### Listed entries:
--
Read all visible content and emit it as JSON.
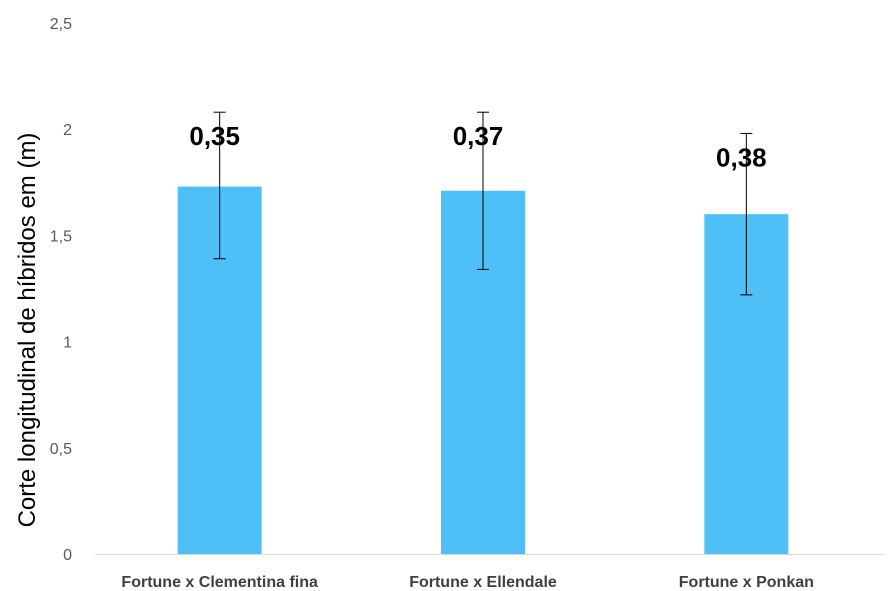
{
  "chart_data": {
    "type": "bar",
    "title": "",
    "xlabel": "",
    "ylabel": "Corte longitudinal de  híbridos em (m)",
    "categories": [
      "Fortune x Clementina fina",
      "Fortune x Ellendale",
      "Fortune x Ponkan"
    ],
    "values": [
      1.73,
      1.71,
      1.6
    ],
    "error_low": [
      1.39,
      1.34,
      1.22
    ],
    "error_high": [
      2.08,
      2.08,
      1.98
    ],
    "data_labels": [
      "0,35",
      "0,37",
      "0,38"
    ],
    "ylim": [
      0,
      2.5
    ],
    "yticks": [
      "0",
      "0,5",
      "1",
      "1,5",
      "2",
      "2,5"
    ],
    "bar_color": "#4FC0F7",
    "axis_color": "#D9D9D9",
    "error_bar_color": "#000000",
    "grid": false,
    "legend": "none"
  }
}
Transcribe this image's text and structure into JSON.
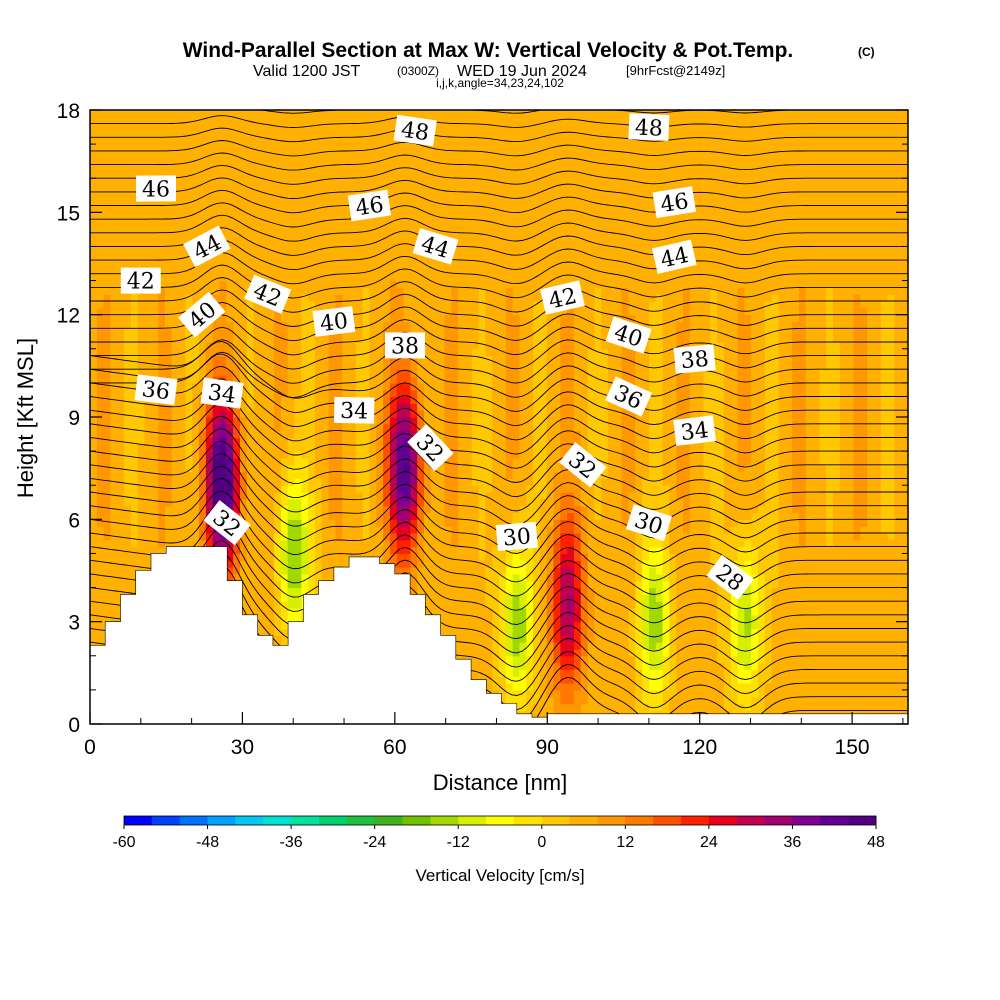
{
  "header": {
    "title_main": "Wind-Parallel Section at Max W: Vertical Velocity & Pot.Temp.",
    "title_units": "(C)",
    "valid_prefix": "Valid 1200 JST",
    "valid_zulu": "(0300Z)",
    "valid_date": "WED 19 Jun 2024",
    "forecast": "[9hrFcst@2149z]",
    "grid_info": "i,j,k,angle=34,23,24,102"
  },
  "chart_data": {
    "type": "heatmap",
    "xlabel": "Distance [nm]",
    "ylabel": "Height [Kft MSL]",
    "xlim": [
      0,
      161
    ],
    "ylim": [
      0,
      18
    ],
    "x_ticks": [
      0,
      30,
      60,
      90,
      120,
      150
    ],
    "y_ticks": [
      0,
      3,
      6,
      9,
      12,
      15,
      18
    ],
    "colorbar": {
      "label": "Vertical Velocity [cm/s]",
      "ticks": [
        -60,
        -48,
        -36,
        -24,
        -12,
        0,
        12,
        24,
        36,
        48
      ],
      "range": [
        -60,
        48
      ],
      "step": 4,
      "colors": [
        "#0000ff",
        "#0040ff",
        "#0070ff",
        "#00a0ff",
        "#00c8f0",
        "#00e0d0",
        "#00e0a0",
        "#00d070",
        "#20c040",
        "#40b020",
        "#70c000",
        "#a0d800",
        "#d8f000",
        "#ffff00",
        "#ffe000",
        "#ffc800",
        "#ffb000",
        "#ff9800",
        "#ff7800",
        "#ff5000",
        "#ff2000",
        "#e80020",
        "#c00050",
        "#a00070",
        "#800090",
        "#600090",
        "#500080"
      ]
    },
    "terrain_profile": {
      "distance": [
        0,
        3,
        6,
        9,
        12,
        15,
        18,
        21,
        24,
        27,
        30,
        33,
        36,
        39,
        42,
        45,
        48,
        51,
        54,
        57,
        60,
        63,
        66,
        69,
        72,
        75,
        78,
        81,
        84,
        87,
        90,
        93,
        96,
        99,
        102,
        105,
        108,
        111,
        114,
        117,
        120,
        123,
        126,
        129,
        132,
        135,
        138,
        141,
        144,
        147,
        150,
        153,
        156,
        159,
        161
      ],
      "height": [
        2.3,
        3.0,
        3.8,
        4.5,
        5.0,
        5.2,
        5.2,
        5.2,
        5.2,
        4.2,
        3.2,
        2.6,
        2.3,
        3.0,
        3.8,
        4.2,
        4.6,
        4.9,
        4.9,
        4.7,
        4.4,
        3.8,
        3.2,
        2.6,
        1.9,
        1.3,
        0.9,
        0.6,
        0.3,
        0.2,
        0.3,
        0.3,
        0.3,
        0.3,
        0.3,
        0.3,
        0.3,
        0.3,
        0.3,
        0.3,
        0.3,
        0.3,
        0.3,
        0.3,
        0.3,
        0.3,
        0.3,
        0.3,
        0.3,
        0.3,
        0.3,
        0.3,
        0.3,
        0.3,
        0.3
      ]
    },
    "vertical_velocity_cells": [
      {
        "x": 26,
        "y": 7.0,
        "w_max": 46
      },
      {
        "x": 40,
        "y": 5.0,
        "w_max": -22
      },
      {
        "x": 62,
        "y": 7.5,
        "w_max": 38
      },
      {
        "x": 84,
        "y": 3.0,
        "w_max": -22
      },
      {
        "x": 94,
        "y": 3.5,
        "w_max": 26
      },
      {
        "x": 111,
        "y": 3.0,
        "w_max": -20
      },
      {
        "x": 129,
        "y": 3.0,
        "w_max": -20
      }
    ],
    "theta_contours": {
      "units": "C",
      "levels": [
        28,
        30,
        32,
        34,
        36,
        38,
        40,
        42,
        44,
        46,
        48
      ],
      "labels": [
        {
          "value": 48,
          "x": 64,
          "y": 17.4
        },
        {
          "value": 48,
          "x": 110,
          "y": 17.5
        },
        {
          "value": 46,
          "x": 13,
          "y": 15.7
        },
        {
          "value": 46,
          "x": 55,
          "y": 15.2
        },
        {
          "value": 46,
          "x": 115,
          "y": 15.3
        },
        {
          "value": 44,
          "x": 23,
          "y": 14.0
        },
        {
          "value": 44,
          "x": 68,
          "y": 14.0
        },
        {
          "value": 44,
          "x": 115,
          "y": 13.7
        },
        {
          "value": 42,
          "x": 10,
          "y": 13.0
        },
        {
          "value": 42,
          "x": 35,
          "y": 12.6
        },
        {
          "value": 42,
          "x": 93,
          "y": 12.5
        },
        {
          "value": 40,
          "x": 22,
          "y": 12.0
        },
        {
          "value": 40,
          "x": 48,
          "y": 11.8
        },
        {
          "value": 40,
          "x": 106,
          "y": 11.4
        },
        {
          "value": 38,
          "x": 62,
          "y": 11.1
        },
        {
          "value": 38,
          "x": 119,
          "y": 10.7
        },
        {
          "value": 36,
          "x": 13,
          "y": 9.8
        },
        {
          "value": 36,
          "x": 106,
          "y": 9.6
        },
        {
          "value": 34,
          "x": 26,
          "y": 9.7
        },
        {
          "value": 34,
          "x": 52,
          "y": 9.2
        },
        {
          "value": 34,
          "x": 119,
          "y": 8.6
        },
        {
          "value": 32,
          "x": 67,
          "y": 8.1
        },
        {
          "value": 32,
          "x": 97,
          "y": 7.6
        },
        {
          "value": 32,
          "x": 27,
          "y": 5.9
        },
        {
          "value": 30,
          "x": 84,
          "y": 5.5
        },
        {
          "value": 30,
          "x": 110,
          "y": 5.9
        },
        {
          "value": 28,
          "x": 126,
          "y": 4.3
        }
      ]
    }
  }
}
--
### Goal:
Skipping the pictures, transcribe each line above exactly as it appears.

### Reply:
Read all visible content and emit it as JSON.
{
  "chart_data": {
    "type": "bar",
    "title": "",
    "xlabel": "",
    "ylabel": "Corte longitudinal de  híbridos em (m)",
    "categories": [
      "Fortune x Clementina fina",
      "Fortune x Ellendale",
      "Fortune x Ponkan"
    ],
    "values": [
      1.73,
      1.71,
      1.6
    ],
    "error_low": [
      1.39,
      1.34,
      1.22
    ],
    "error_high": [
      2.08,
      2.08,
      1.98
    ],
    "data_labels": [
      "0,35",
      "0,37",
      "0,38"
    ],
    "ylim": [
      0,
      2.5
    ],
    "yticks": [
      "0",
      "0,5",
      "1",
      "1,5",
      "2",
      "2,5"
    ],
    "bar_color": "#4FC0F7",
    "axis_color": "#D9D9D9",
    "error_bar_color": "#000000",
    "grid": false,
    "legend": "none"
  }
}
Transcribe this image's text and structure into JSON.
{
  "header": {
    "title_main": "Wind-Parallel Section at Max W: Vertical Velocity & Pot.Temp.",
    "title_units": "(C)",
    "valid_prefix": "Valid 1200 JST",
    "valid_zulu": "(0300Z)",
    "valid_date": "WED 19 Jun 2024",
    "forecast": "[9hrFcst@2149z]",
    "grid_info": "i,j,k,angle=34,23,24,102"
  },
  "chart_data": {
    "type": "heatmap",
    "xlabel": "Distance [nm]",
    "ylabel": "Height [Kft MSL]",
    "xlim": [
      0,
      161
    ],
    "ylim": [
      0,
      18
    ],
    "x_ticks": [
      0,
      30,
      60,
      90,
      120,
      150
    ],
    "y_ticks": [
      0,
      3,
      6,
      9,
      12,
      15,
      18
    ],
    "colorbar": {
      "label": "Vertical Velocity [cm/s]",
      "ticks": [
        -60,
        -48,
        -36,
        -24,
        -12,
        0,
        12,
        24,
        36,
        48
      ],
      "range": [
        -60,
        48
      ],
      "step": 4,
      "colors": [
        "#0000ff",
        "#0040ff",
        "#0070ff",
        "#00a0ff",
        "#00c8f0",
        "#00e0d0",
        "#00e0a0",
        "#00d070",
        "#20c040",
        "#40b020",
        "#70c000",
        "#a0d800",
        "#d8f000",
        "#ffff00",
        "#ffe000",
        "#ffc800",
        "#ffb000",
        "#ff9800",
        "#ff7800",
        "#ff5000",
        "#ff2000",
        "#e80020",
        "#c00050",
        "#a00070",
        "#800090",
        "#600090",
        "#500080"
      ]
    },
    "terrain_profile": {
      "distance": [
        0,
        3,
        6,
        9,
        12,
        15,
        18,
        21,
        24,
        27,
        30,
        33,
        36,
        39,
        42,
        45,
        48,
        51,
        54,
        57,
        60,
        63,
        66,
        69,
        72,
        75,
        78,
        81,
        84,
        87,
        90,
        93,
        96,
        99,
        102,
        105,
        108,
        111,
        114,
        117,
        120,
        123,
        126,
        129,
        132,
        135,
        138,
        141,
        144,
        147,
        150,
        153,
        156,
        159,
        161
      ],
      "height": [
        2.3,
        3.0,
        3.8,
        4.5,
        5.0,
        5.2,
        5.2,
        5.2,
        5.2,
        4.2,
        3.2,
        2.6,
        2.3,
        3.0,
        3.8,
        4.2,
        4.6,
        4.9,
        4.9,
        4.7,
        4.4,
        3.8,
        3.2,
        2.6,
        1.9,
        1.3,
        0.9,
        0.6,
        0.3,
        0.2,
        0.3,
        0.3,
        0.3,
        0.3,
        0.3,
        0.3,
        0.3,
        0.3,
        0.3,
        0.3,
        0.3,
        0.3,
        0.3,
        0.3,
        0.3,
        0.3,
        0.3,
        0.3,
        0.3,
        0.3,
        0.3,
        0.3,
        0.3,
        0.3,
        0.3
      ]
    },
    "vertical_velocity_cells": [
      {
        "x": 26,
        "y": 7.0,
        "w_max": 46
      },
      {
        "x": 40,
        "y": 5.0,
        "w_max": -22
      },
      {
        "x": 62,
        "y": 7.5,
        "w_max": 38
      },
      {
        "x": 84,
        "y": 3.0,
        "w_max": -22
      },
      {
        "x": 94,
        "y": 3.5,
        "w_max": 26
      },
      {
        "x": 111,
        "y": 3.0,
        "w_max": -20
      },
      {
        "x": 129,
        "y": 3.0,
        "w_max": -20
      }
    ],
    "theta_contours": {
      "units": "C",
      "levels": [
        28,
        30,
        32,
        34,
        36,
        38,
        40,
        42,
        44,
        46,
        48
      ],
      "labels": [
        {
          "value": 48,
          "x": 64,
          "y": 17.4
        },
        {
          "value": 48,
          "x": 110,
          "y": 17.5
        },
        {
          "value": 46,
          "x": 13,
          "y": 15.7
        },
        {
          "value": 46,
          "x": 55,
          "y": 15.2
        },
        {
          "value": 46,
          "x": 115,
          "y": 15.3
        },
        {
          "value": 44,
          "x": 23,
          "y": 14.0
        },
        {
          "value": 44,
          "x": 68,
          "y": 14.0
        },
        {
          "value": 44,
          "x": 115,
          "y": 13.7
        },
        {
          "value": 42,
          "x": 10,
          "y": 13.0
        },
        {
          "value": 42,
          "x": 35,
          "y": 12.6
        },
        {
          "value": 42,
          "x": 93,
          "y": 12.5
        },
        {
          "value": 40,
          "x": 22,
          "y": 12.0
        },
        {
          "value": 40,
          "x": 48,
          "y": 11.8
        },
        {
          "value": 40,
          "x": 106,
          "y": 11.4
        },
        {
          "value": 38,
          "x": 62,
          "y": 11.1
        },
        {
          "value": 38,
          "x": 119,
          "y": 10.7
        },
        {
          "value": 36,
          "x": 13,
          "y": 9.8
        },
        {
          "value": 36,
          "x": 106,
          "y": 9.6
        },
        {
          "value": 34,
          "x": 26,
          "y": 9.7
        },
        {
          "value": 34,
          "x": 52,
          "y": 9.2
        },
        {
          "value": 34,
          "x": 119,
          "y": 8.6
        },
        {
          "value": 32,
          "x": 67,
          "y": 8.1
        },
        {
          "value": 32,
          "x": 97,
          "y": 7.6
        },
        {
          "value": 32,
          "x": 27,
          "y": 5.9
        },
        {
          "value": 30,
          "x": 84,
          "y": 5.5
        },
        {
          "value": 30,
          "x": 110,
          "y": 5.9
        },
        {
          "value": 28,
          "x": 126,
          "y": 4.3
        }
      ]
    }
  }
}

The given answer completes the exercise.